REQUIREMENTS
Take every line from the listing below that includes "this" and copy it.

GIVEN RECORDS
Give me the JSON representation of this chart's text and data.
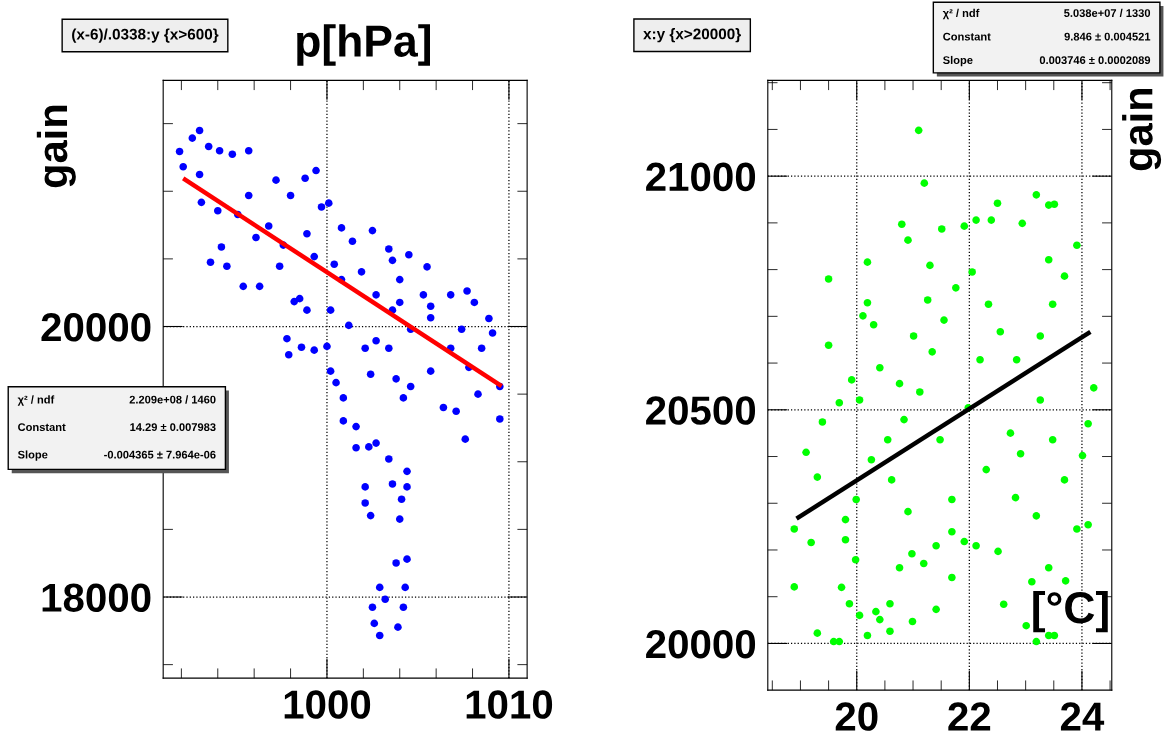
{
  "chart_data": [
    {
      "type": "scatter",
      "title": "(x-6)/.0338:y {x>600}",
      "xlabel": "p[hPa]",
      "ylabel": "gain",
      "xlim": [
        991,
        1011
      ],
      "ylim": [
        17400,
        21820
      ],
      "xticks": [
        {
          "value": 992,
          "label": null
        },
        {
          "value": 994,
          "label": null
        },
        {
          "value": 996,
          "label": null
        },
        {
          "value": 998,
          "label": null
        },
        1000,
        {
          "value": 1002,
          "label": null
        },
        {
          "value": 1004,
          "label": null
        },
        {
          "value": 1006,
          "label": null
        },
        {
          "value": 1008,
          "label": null
        },
        1010
      ],
      "yticks": [
        {
          "value": 17500,
          "label": null
        },
        18000,
        {
          "value": 18500,
          "label": null
        },
        {
          "value": 19000,
          "label": null
        },
        {
          "value": 19500,
          "label": null
        },
        20000,
        {
          "value": 20500,
          "label": null
        },
        {
          "value": 21000,
          "label": null
        },
        {
          "value": 21500,
          "label": null
        }
      ],
      "grid": true,
      "annotations": [
        "χ² / ndf",
        "2.209e+08 / 1460",
        "Constant",
        "14.29 ± 0.007983",
        "Slope",
        "-0.004365 ± 7.964e-06"
      ],
      "series": [
        {
          "color": "#0000ff",
          "marker": "circle",
          "x": [
            991.9,
            993.0,
            992.6,
            993.5,
            994.1,
            994.8,
            995.7,
            992.1,
            993.0,
            999.4,
            993.1,
            994.0,
            993.6,
            994.2,
            994.5,
            995.4,
            996.3,
            997.2,
            998.8,
            998.0,
            996.8,
            995.7,
            995.1,
            996.1,
            997.6,
            998.9,
            999.7,
            1000.1,
            1000.8,
            999.3,
            1000.4,
            1001.4,
            1002.5,
            1001.9,
            1003.4,
            1003.6,
            1004.5,
            1005.5,
            1004.0,
            1005.3,
            1006.8,
            1007.7,
            1008.1,
            1008.9,
            1009.1,
            1009.5,
            1009.5,
            1007.6,
            1004.2,
            1002.4,
            1002.7,
            1003.6,
            1004.6,
            1005.7,
            1006.8,
            1007.8,
            1008.3,
            1006.4,
            1007.1,
            1005.7,
            1003.8,
            1004.6,
            997.8,
            997.9,
            998.6,
            999.3,
            1000.0,
            1000.5,
            1000.9,
            1000.9,
            1001.6,
            1001.6,
            1002.3,
            1002.7,
            1003.4,
            1004.4,
            1002.1,
            1002.1,
            1002.4,
            1003.6,
            1004.1,
            1004.0,
            1004.4,
            1003.8,
            1004.4,
            1002.9,
            1004.3,
            1002.5,
            1003.2,
            1004.2,
            1002.6,
            1002.9,
            1003.9,
            997.4,
            998.5,
            998.2,
            998.9,
            1000.2,
            1001.2,
            1002.1,
            1003.4,
            1000.2,
            1004.0,
            1005.7,
            1007.4,
            1008.5,
            1002.7,
            1000.8
          ],
          "values": [
            21294,
            21449,
            21393,
            21331,
            21300,
            21274,
            21300,
            21181,
            21124,
            21153,
            20918,
            20856,
            20475,
            20588,
            20446,
            20297,
            20297,
            21082,
            21096,
            20969,
            20743,
            20969,
            20828,
            20658,
            20602,
            20686,
            20884,
            20912,
            20729,
            20517,
            20460,
            20630,
            20709,
            20404,
            20573,
            20489,
            20531,
            20441,
            20347,
            20234,
            20234,
            20263,
            20178,
            20059,
            19952,
            19556,
            19316,
            19167,
            19472,
            19647,
            19895,
            20121,
            19980,
            20065,
            19839,
            19698,
            19500,
            19401,
            19373,
            19670,
            19613,
            19556,
            19910,
            19791,
            19847,
            19825,
            19853,
            19585,
            19472,
            19302,
            19260,
            19104,
            19110,
            19138,
            19020,
            18929,
            18814,
            18695,
            18602,
            18836,
            18723,
            18576,
            18814,
            18251,
            18280,
            18071,
            18071,
            17924,
            17983,
            17924,
            17805,
            17715,
            17777,
            20446,
            20206,
            20184,
            20121,
            20121,
            20008,
            19839,
            19839,
            19670,
            20178,
            20150,
            19980,
            19839,
            20234,
            20347
          ]
        },
        {
          "type": "line",
          "color": "#ff0000",
          "x": [
            992.1,
            1009.6
          ],
          "values": [
            21095,
            19559
          ]
        }
      ]
    },
    {
      "type": "scatter",
      "title": "x:y {x>20000}",
      "xlabel": "[°C]",
      "ylabel": "gain",
      "xlim": [
        18.42,
        24.53
      ],
      "ylim": [
        19900,
        21205
      ],
      "xticks": [
        {
          "value": 18.5,
          "label": null
        },
        {
          "value": 19,
          "label": null
        },
        {
          "value": 19.5,
          "label": null
        },
        20,
        {
          "value": 20.5,
          "label": null
        },
        {
          "value": 21,
          "label": null
        },
        {
          "value": 21.5,
          "label": null
        },
        22,
        {
          "value": 22.5,
          "label": null
        },
        {
          "value": 23,
          "label": null
        },
        {
          "value": 23.5,
          "label": null
        },
        24,
        {
          "value": 24.5,
          "label": null
        }
      ],
      "yticks": [
        20000,
        {
          "value": 20100,
          "label": null
        },
        {
          "value": 20200,
          "label": null
        },
        {
          "value": 20300,
          "label": null
        },
        {
          "value": 20400,
          "label": null
        },
        20500,
        {
          "value": 20600,
          "label": null
        },
        {
          "value": 20700,
          "label": null
        },
        {
          "value": 20800,
          "label": null
        },
        {
          "value": 20900,
          "label": null
        },
        21000,
        {
          "value": 21100,
          "label": null
        },
        {
          "value": 21200,
          "label": null
        }
      ],
      "grid": true,
      "annotations": [
        "χ² / ndf",
        "5.038e+07 / 1330",
        "Constant",
        "9.846 ± 0.004521",
        "Slope",
        "0.003746 ± 0.0002089"
      ],
      "series": [
        {
          "color": "#00ff00",
          "marker": "circle",
          "x": [
            18.89,
            18.89,
            19.1,
            19.19,
            19.3,
            19.3,
            19.39,
            19.5,
            19.5,
            19.59,
            19.69,
            19.69,
            19.8,
            19.91,
            19.98,
            20.19,
            20.19,
            20.11,
            20.41,
            20.3,
            20.19,
            20.59,
            20.8,
            20.91,
            20.99,
            21.1,
            21.2,
            21.3,
            21.41,
            21.51,
            21.69,
            21.91,
            22.12,
            22.39,
            22.5,
            22.61,
            22.94,
            23.19,
            23.41,
            23.51,
            23.19,
            23.51,
            23.41,
            23.91,
            23.91,
            24.11,
            24.21,
            24.11,
            24.01,
            23.71,
            23.41,
            23.01,
            23.11,
            22.82,
            22.91,
            22.73,
            22.3,
            22.51,
            22.12,
            21.91,
            21.69,
            21.41,
            21.19,
            20.98,
            20.76,
            20.59,
            20.34,
            20.05,
            19.87,
            19.73,
            19.8,
            19.99,
            20.26,
            20.55,
            20.84,
            21.12,
            21.34,
            21.55,
            21.76,
            22.05,
            22.34,
            22.55,
            22.84,
            23.26,
            23.48,
            23.69,
            23.41,
            23.26,
            23.48,
            23.69,
            23.19,
            20.05,
            20.41,
            20.62,
            20.91,
            21.48,
            21.98,
            22.19,
            21.69,
            21.01,
            21.26,
            20.76
          ],
          "values": [
            20245,
            20121,
            20409,
            20216,
            20356,
            20022,
            20474,
            20780,
            20638,
            20004,
            20004,
            20515,
            20265,
            20564,
            20179,
            20729,
            20017,
            20701,
            20051,
            20682,
            20816,
            20026,
            20897,
            20863,
            20047,
            21098,
            20985,
            20809,
            20073,
            20887,
            20141,
            20893,
            20906,
            20906,
            20942,
            20084,
            20899,
            20960,
            20938,
            20940,
            20004,
            20017,
            20017,
            20852,
            20245,
            20470,
            20547,
            20254,
            20402,
            20134,
            20162,
            20038,
            20132,
            20312,
            20406,
            20450,
            20372,
            20197,
            20209,
            20218,
            20239,
            20209,
            20171,
            20192,
            20162,
            20085,
            20068,
            20060,
            20085,
            20120,
            20222,
            20308,
            20393,
            20436,
            20479,
            20538,
            20624,
            20692,
            20761,
            20795,
            20726,
            20667,
            20607,
            20658,
            20726,
            20786,
            20821,
            20521,
            20436,
            20350,
            20273,
            20521,
            20590,
            20350,
            20282,
            20436,
            20504,
            20607,
            20308,
            20658,
            20735,
            20556
          ]
        },
        {
          "type": "line",
          "color": "#000000",
          "x": [
            18.93,
            24.15
          ],
          "values": [
            20267,
            20667
          ]
        }
      ]
    }
  ]
}
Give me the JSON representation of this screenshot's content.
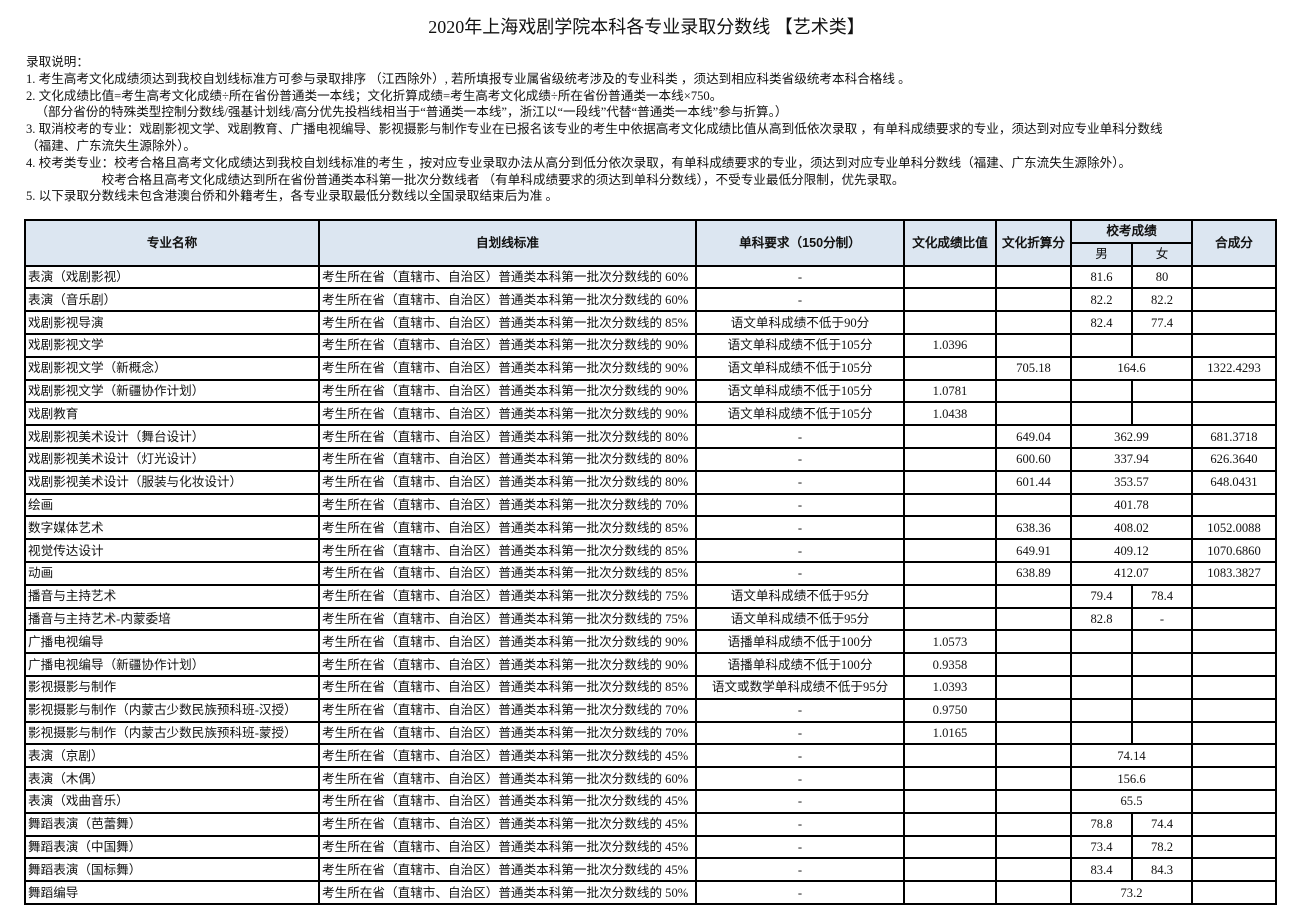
{
  "title": "2020年上海戏剧学院本科各专业录取分数线 【艺术类】",
  "notes": [
    "录取说明：",
    "1. 考生高考文化成绩须达到我校自划线标准方可参与录取排序 （江西除外）, 若所填报专业属省级统考涉及的专业科类 ，须达到相应科类省级统考本科合格线 。",
    "2. 文化成绩比值=考生高考文化成绩÷所在省份普通类一本线；文化折算成绩=考生高考文化成绩÷所在省份普通类一本线×750。",
    "   （部分省份的特殊类型控制分数线/强基计划线/高分优先投档线相当于“普通类一本线”，浙江以“一段线”代替“普通类一本线”参与折算。）",
    "3. 取消校考的专业：戏剧影视文学、戏剧教育、广播电视编导、影视摄影与制作专业在已报名该专业的考生中依据高考文化成绩比值从高到低依次录取 ，有单科成绩要求的专业，须达到对应专业单科分数线",
    "（福建、广东流失生源除外）。",
    "4. 校考类专业：校考合格且高考文化成绩达到我校自划线标准的考生 ，按对应专业录取办法从高分到低分依次录取，有单科成绩要求的专业，须达到对应专业单科分数线（福建、广东流失生源除外）。",
    "                        校考合格且高考文化成绩达到所在省份普通类本科第一批次分数线者 （有单科成绩要求的须达到单科分数线），不受专业最低分限制，优先录取。",
    "5. 以下录取分数线未包含港澳台侨和外籍考生，各专业录取最低分数线以全国录取结束后为准 。"
  ],
  "table": {
    "headers": {
      "name": "专业名称",
      "standard": "自划线标准",
      "single": "单科要求（150分制）",
      "ratio": "文化成绩比值",
      "converted": "文化折算分",
      "school": "校考成绩",
      "male": "男",
      "female": "女",
      "composite": "合成分"
    },
    "rows": [
      {
        "name": "表演（戏剧影视）",
        "standard": "考生所在省（直辖市、自治区）普通类本科第一批次分数线的 60%",
        "single": "-",
        "ratio": "",
        "converted": "",
        "school": {
          "male": "81.6",
          "female": "80"
        },
        "composite": ""
      },
      {
        "name": "表演（音乐剧）",
        "standard": "考生所在省（直辖市、自治区）普通类本科第一批次分数线的 60%",
        "single": "-",
        "ratio": "",
        "converted": "",
        "school": {
          "male": "82.2",
          "female": "82.2"
        },
        "composite": ""
      },
      {
        "name": "戏剧影视导演",
        "standard": "考生所在省（直辖市、自治区）普通类本科第一批次分数线的 85%",
        "single": "语文单科成绩不低于90分",
        "ratio": "",
        "converted": "",
        "school": {
          "male": "82.4",
          "female": "77.4"
        },
        "composite": ""
      },
      {
        "name": "戏剧影视文学",
        "standard": "考生所在省（直辖市、自治区）普通类本科第一批次分数线的 90%",
        "single": "语文单科成绩不低于105分",
        "ratio": "1.0396",
        "converted": "",
        "school": {
          "male": "",
          "female": ""
        },
        "composite": ""
      },
      {
        "name": "戏剧影视文学（新概念）",
        "standard": "考生所在省（直辖市、自治区）普通类本科第一批次分数线的 90%",
        "single": "语文单科成绩不低于105分",
        "ratio": "",
        "converted": "705.18",
        "school": "164.6",
        "composite": "1322.4293"
      },
      {
        "name": "戏剧影视文学（新疆协作计划）",
        "standard": "考生所在省（直辖市、自治区）普通类本科第一批次分数线的 90%",
        "single": "语文单科成绩不低于105分",
        "ratio": "1.0781",
        "converted": "",
        "school": {
          "male": "",
          "female": ""
        },
        "composite": ""
      },
      {
        "name": "戏剧教育",
        "standard": "考生所在省（直辖市、自治区）普通类本科第一批次分数线的 90%",
        "single": "语文单科成绩不低于105分",
        "ratio": "1.0438",
        "converted": "",
        "school": {
          "male": "",
          "female": ""
        },
        "composite": ""
      },
      {
        "name": "戏剧影视美术设计（舞台设计）",
        "standard": "考生所在省（直辖市、自治区）普通类本科第一批次分数线的 80%",
        "single": "-",
        "ratio": "",
        "converted": "649.04",
        "school": "362.99",
        "composite": "681.3718"
      },
      {
        "name": "戏剧影视美术设计（灯光设计）",
        "standard": "考生所在省（直辖市、自治区）普通类本科第一批次分数线的 80%",
        "single": "-",
        "ratio": "",
        "converted": "600.60",
        "school": "337.94",
        "composite": "626.3640"
      },
      {
        "name": "戏剧影视美术设计（服装与化妆设计）",
        "standard": "考生所在省（直辖市、自治区）普通类本科第一批次分数线的 80%",
        "single": "-",
        "ratio": "",
        "converted": "601.44",
        "school": "353.57",
        "composite": "648.0431"
      },
      {
        "name": "绘画",
        "standard": "考生所在省（直辖市、自治区）普通类本科第一批次分数线的 70%",
        "single": "-",
        "ratio": "",
        "converted": "",
        "school": "401.78",
        "composite": ""
      },
      {
        "name": "数字媒体艺术",
        "standard": "考生所在省（直辖市、自治区）普通类本科第一批次分数线的 85%",
        "single": "-",
        "ratio": "",
        "converted": "638.36",
        "school": "408.02",
        "composite": "1052.0088"
      },
      {
        "name": "视觉传达设计",
        "standard": "考生所在省（直辖市、自治区）普通类本科第一批次分数线的 85%",
        "single": "-",
        "ratio": "",
        "converted": "649.91",
        "school": "409.12",
        "composite": "1070.6860"
      },
      {
        "name": "动画",
        "standard": "考生所在省（直辖市、自治区）普通类本科第一批次分数线的 85%",
        "single": "-",
        "ratio": "",
        "converted": "638.89",
        "school": "412.07",
        "composite": "1083.3827"
      },
      {
        "name": "播音与主持艺术",
        "standard": "考生所在省（直辖市、自治区）普通类本科第一批次分数线的 75%",
        "single": "语文单科成绩不低于95分",
        "ratio": "",
        "converted": "",
        "school": {
          "male": "79.4",
          "female": "78.4"
        },
        "composite": ""
      },
      {
        "name": "播音与主持艺术-内蒙委培",
        "standard": "考生所在省（直辖市、自治区）普通类本科第一批次分数线的 75%",
        "single": "语文单科成绩不低于95分",
        "ratio": "",
        "converted": "",
        "school": {
          "male": "82.8",
          "female": "-"
        },
        "composite": ""
      },
      {
        "name": "广播电视编导",
        "standard": "考生所在省（直辖市、自治区）普通类本科第一批次分数线的 90%",
        "single": "语播单科成绩不低于100分",
        "ratio": "1.0573",
        "converted": "",
        "school": {
          "male": "",
          "female": ""
        },
        "composite": ""
      },
      {
        "name": "广播电视编导（新疆协作计划）",
        "standard": "考生所在省（直辖市、自治区）普通类本科第一批次分数线的 90%",
        "single": "语播单科成绩不低于100分",
        "ratio": "0.9358",
        "converted": "",
        "school": {
          "male": "",
          "female": ""
        },
        "composite": ""
      },
      {
        "name": "影视摄影与制作",
        "standard": "考生所在省（直辖市、自治区）普通类本科第一批次分数线的 85%",
        "single": "语文或数学单科成绩不低于95分",
        "ratio": "1.0393",
        "converted": "",
        "school": {
          "male": "",
          "female": ""
        },
        "composite": ""
      },
      {
        "name": "影视摄影与制作（内蒙古少数民族预科班-汉授）",
        "standard": "考生所在省（直辖市、自治区）普通类本科第一批次分数线的 70%",
        "single": "-",
        "ratio": "0.9750",
        "converted": "",
        "school": {
          "male": "",
          "female": ""
        },
        "composite": ""
      },
      {
        "name": "影视摄影与制作（内蒙古少数民族预科班-蒙授）",
        "standard": "考生所在省（直辖市、自治区）普通类本科第一批次分数线的 70%",
        "single": "-",
        "ratio": "1.0165",
        "converted": "",
        "school": {
          "male": "",
          "female": ""
        },
        "composite": ""
      },
      {
        "name": "表演（京剧）",
        "standard": "考生所在省（直辖市、自治区）普通类本科第一批次分数线的 45%",
        "single": "-",
        "ratio": "",
        "converted": "",
        "school": "74.14",
        "composite": ""
      },
      {
        "name": "表演（木偶）",
        "standard": "考生所在省（直辖市、自治区）普通类本科第一批次分数线的 60%",
        "single": "-",
        "ratio": "",
        "converted": "",
        "school": "156.6",
        "composite": ""
      },
      {
        "name": "表演（戏曲音乐）",
        "standard": "考生所在省（直辖市、自治区）普通类本科第一批次分数线的 45%",
        "single": "-",
        "ratio": "",
        "converted": "",
        "school": "65.5",
        "composite": ""
      },
      {
        "name": "舞蹈表演（芭蕾舞）",
        "standard": "考生所在省（直辖市、自治区）普通类本科第一批次分数线的 45%",
        "single": "-",
        "ratio": "",
        "converted": "",
        "school": {
          "male": "78.8",
          "female": "74.4"
        },
        "composite": ""
      },
      {
        "name": "舞蹈表演（中国舞）",
        "standard": "考生所在省（直辖市、自治区）普通类本科第一批次分数线的 45%",
        "single": "-",
        "ratio": "",
        "converted": "",
        "school": {
          "male": "73.4",
          "female": "78.2"
        },
        "composite": ""
      },
      {
        "name": "舞蹈表演（国标舞）",
        "standard": "考生所在省（直辖市、自治区）普通类本科第一批次分数线的 45%",
        "single": "-",
        "ratio": "",
        "converted": "",
        "school": {
          "male": "83.4",
          "female": "84.3"
        },
        "composite": ""
      },
      {
        "name": "舞蹈编导",
        "standard": "考生所在省（直辖市、自治区）普通类本科第一批次分数线的 50%",
        "single": "-",
        "ratio": "",
        "converted": "",
        "school": "73.2",
        "composite": ""
      }
    ]
  },
  "colors": {
    "header_bg": "#dce6f1",
    "border": "#000000"
  }
}
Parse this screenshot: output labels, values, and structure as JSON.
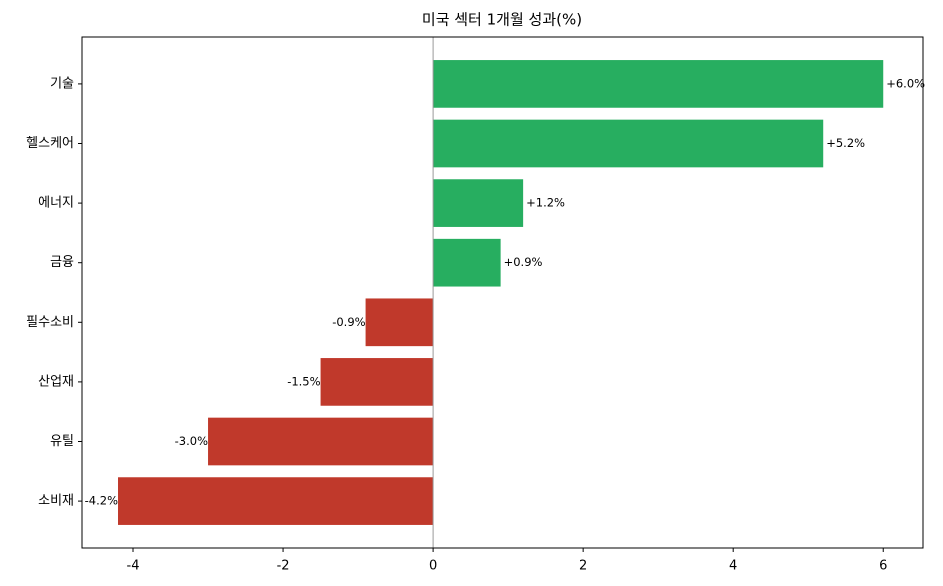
{
  "chart_data": {
    "type": "barh",
    "title": "미국 섹터 1개월 성과(%)",
    "categories": [
      "기술",
      "헬스케어",
      "에너지",
      "금융",
      "필수소비",
      "산업재",
      "유틸",
      "소비재"
    ],
    "values": [
      6.0,
      5.2,
      1.2,
      0.9,
      -0.9,
      -1.5,
      -3.0,
      -4.2
    ],
    "value_labels": [
      "+6.0%",
      "+5.2%",
      "+1.2%",
      "+0.9%",
      "-0.9%",
      "-1.5%",
      "-3.0%",
      "-4.2%"
    ],
    "colors": [
      "#27ae60",
      "#27ae60",
      "#27ae60",
      "#27ae60",
      "#c0392b",
      "#c0392b",
      "#c0392b",
      "#c0392b"
    ],
    "xlim": [
      -4.68,
      6.53
    ],
    "xticks": [
      -4,
      -2,
      0,
      2,
      4,
      6
    ]
  }
}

SOLUTION
Give me the JSON representation of this chart's text and data.
Give me the JSON representation of this screenshot's content.
Parse this screenshot: output labels, values, and structure as JSON.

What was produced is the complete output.